GIVEN PROBLEM: Reproduce, word for word, every line starting at the line that contains "Output the text content of this document." and ending with the final line of the entries.

THE DATA:
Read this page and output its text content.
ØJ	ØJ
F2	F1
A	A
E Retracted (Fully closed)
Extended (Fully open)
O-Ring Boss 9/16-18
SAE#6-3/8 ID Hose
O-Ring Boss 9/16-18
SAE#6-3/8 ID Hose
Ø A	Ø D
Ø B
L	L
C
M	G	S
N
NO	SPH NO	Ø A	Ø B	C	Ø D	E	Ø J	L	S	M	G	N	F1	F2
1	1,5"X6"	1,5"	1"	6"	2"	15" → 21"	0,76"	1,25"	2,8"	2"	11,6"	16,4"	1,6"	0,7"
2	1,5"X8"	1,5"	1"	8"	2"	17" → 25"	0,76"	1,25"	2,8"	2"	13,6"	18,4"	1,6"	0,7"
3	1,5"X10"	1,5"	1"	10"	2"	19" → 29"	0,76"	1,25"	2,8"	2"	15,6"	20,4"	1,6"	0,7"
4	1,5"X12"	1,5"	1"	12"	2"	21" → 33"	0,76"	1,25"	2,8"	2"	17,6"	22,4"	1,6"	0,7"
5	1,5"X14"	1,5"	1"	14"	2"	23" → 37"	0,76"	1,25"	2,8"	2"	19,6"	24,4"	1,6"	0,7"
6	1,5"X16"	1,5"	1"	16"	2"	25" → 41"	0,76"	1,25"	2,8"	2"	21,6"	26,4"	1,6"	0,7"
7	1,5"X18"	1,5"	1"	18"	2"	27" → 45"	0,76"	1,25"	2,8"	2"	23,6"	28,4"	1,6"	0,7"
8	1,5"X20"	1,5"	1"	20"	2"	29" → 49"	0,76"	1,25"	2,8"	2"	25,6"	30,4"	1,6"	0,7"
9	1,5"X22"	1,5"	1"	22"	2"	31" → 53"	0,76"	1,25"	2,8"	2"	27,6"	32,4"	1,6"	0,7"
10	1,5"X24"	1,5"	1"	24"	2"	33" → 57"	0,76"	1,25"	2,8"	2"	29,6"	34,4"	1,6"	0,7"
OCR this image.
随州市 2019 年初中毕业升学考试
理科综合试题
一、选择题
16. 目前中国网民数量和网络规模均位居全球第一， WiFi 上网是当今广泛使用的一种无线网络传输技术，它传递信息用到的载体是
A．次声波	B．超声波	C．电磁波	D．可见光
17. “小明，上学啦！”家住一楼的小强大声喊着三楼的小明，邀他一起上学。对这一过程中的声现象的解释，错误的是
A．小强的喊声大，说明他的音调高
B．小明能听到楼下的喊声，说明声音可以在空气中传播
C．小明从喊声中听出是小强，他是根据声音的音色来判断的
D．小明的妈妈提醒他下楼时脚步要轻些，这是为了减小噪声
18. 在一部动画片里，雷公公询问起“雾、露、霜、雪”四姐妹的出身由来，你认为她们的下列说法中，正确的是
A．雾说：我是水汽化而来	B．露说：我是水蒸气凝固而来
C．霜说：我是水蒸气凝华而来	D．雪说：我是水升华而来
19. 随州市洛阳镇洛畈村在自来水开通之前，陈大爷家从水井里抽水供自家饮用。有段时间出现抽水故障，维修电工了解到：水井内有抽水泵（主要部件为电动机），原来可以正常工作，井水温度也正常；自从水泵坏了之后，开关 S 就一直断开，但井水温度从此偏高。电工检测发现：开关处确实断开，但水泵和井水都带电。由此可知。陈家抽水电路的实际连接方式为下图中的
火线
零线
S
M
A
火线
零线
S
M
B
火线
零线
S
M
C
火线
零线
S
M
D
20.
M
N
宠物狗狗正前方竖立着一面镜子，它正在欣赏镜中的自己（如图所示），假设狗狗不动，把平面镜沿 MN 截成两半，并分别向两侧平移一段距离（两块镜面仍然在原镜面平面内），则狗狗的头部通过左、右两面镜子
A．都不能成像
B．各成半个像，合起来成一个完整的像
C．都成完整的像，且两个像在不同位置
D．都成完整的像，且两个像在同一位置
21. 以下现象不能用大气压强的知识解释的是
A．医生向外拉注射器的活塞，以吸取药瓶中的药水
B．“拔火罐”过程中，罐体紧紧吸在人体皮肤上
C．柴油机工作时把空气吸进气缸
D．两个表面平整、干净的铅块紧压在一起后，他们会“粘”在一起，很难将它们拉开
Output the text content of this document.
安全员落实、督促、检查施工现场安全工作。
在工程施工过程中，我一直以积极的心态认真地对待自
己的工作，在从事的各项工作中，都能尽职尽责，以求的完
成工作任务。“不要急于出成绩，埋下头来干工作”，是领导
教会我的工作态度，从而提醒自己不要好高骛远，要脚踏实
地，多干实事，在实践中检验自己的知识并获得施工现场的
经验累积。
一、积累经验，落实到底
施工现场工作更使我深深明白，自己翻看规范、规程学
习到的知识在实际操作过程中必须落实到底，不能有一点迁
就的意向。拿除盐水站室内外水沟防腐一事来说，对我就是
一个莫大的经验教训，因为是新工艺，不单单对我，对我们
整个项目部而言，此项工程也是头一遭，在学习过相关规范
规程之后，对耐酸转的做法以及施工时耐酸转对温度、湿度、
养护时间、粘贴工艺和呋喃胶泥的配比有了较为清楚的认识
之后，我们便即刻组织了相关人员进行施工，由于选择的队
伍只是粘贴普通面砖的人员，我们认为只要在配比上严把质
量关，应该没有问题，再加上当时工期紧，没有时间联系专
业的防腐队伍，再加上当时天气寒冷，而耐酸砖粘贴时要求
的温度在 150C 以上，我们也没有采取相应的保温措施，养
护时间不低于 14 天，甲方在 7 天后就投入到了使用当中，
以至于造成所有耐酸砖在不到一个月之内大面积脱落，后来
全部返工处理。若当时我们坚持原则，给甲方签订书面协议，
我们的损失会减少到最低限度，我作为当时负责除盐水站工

CORRECT ANSWER:
Output the text content of this document.
安全员落实、督促、检查施工现场安全工作。
在工程施工过程中，我一直以积极的心态认真地对待自
己的工作，在从事的各项工作中，都能尽职尽责，以求的完
成工作任务。“不要急于出成绩，埋下头来干工作”，是领导
教会我的工作态度，从而提醒自己不要好高骛远，要脚踏实
地，多干实事，在实践中检验自己的知识并获得施工现场的
经验累积。
一、积累经验，落实到底
施工现场工作更使我深深明白，自己翻看规范、规程学
习到的知识在实际操作过程中必须落实到底，不能有一点迁
就的意向。拿除盐水站室内外水沟防腐一事来说，对我就是
一个莫大的经验教训，因为是新工艺，不单单对我，对我们
整个项目部而言，此项工程也是头一遭，在学习过相关规范
规程之后，对耐酸转的做法以及施工时耐酸转对温度、湿度、
养护时间、粘贴工艺和呋喃胶泥的配比有了较为清楚的认识
之后，我们便即刻组织了相关人员进行施工，由于选择的队
伍只是粘贴普通面砖的人员，我们认为只要在配比上严把质
量关，应该没有问题，再加上当时工期紧，没有时间联系专
业的防腐队伍，再加上当时天气寒冷，而耐酸砖粘贴时要求
的温度在 150C 以上，我们也没有采取相应的保温措施，养
护时间不低于 14 天，甲方在 7 天后就投入到了使用当中，
以至于造成所有耐酸砖在不到一个月之内大面积脱落，后来
全部返工处理。若当时我们坚持原则，给甲方签订书面协议，
我们的损失会减少到最低限度，我作为当时负责除盐水站工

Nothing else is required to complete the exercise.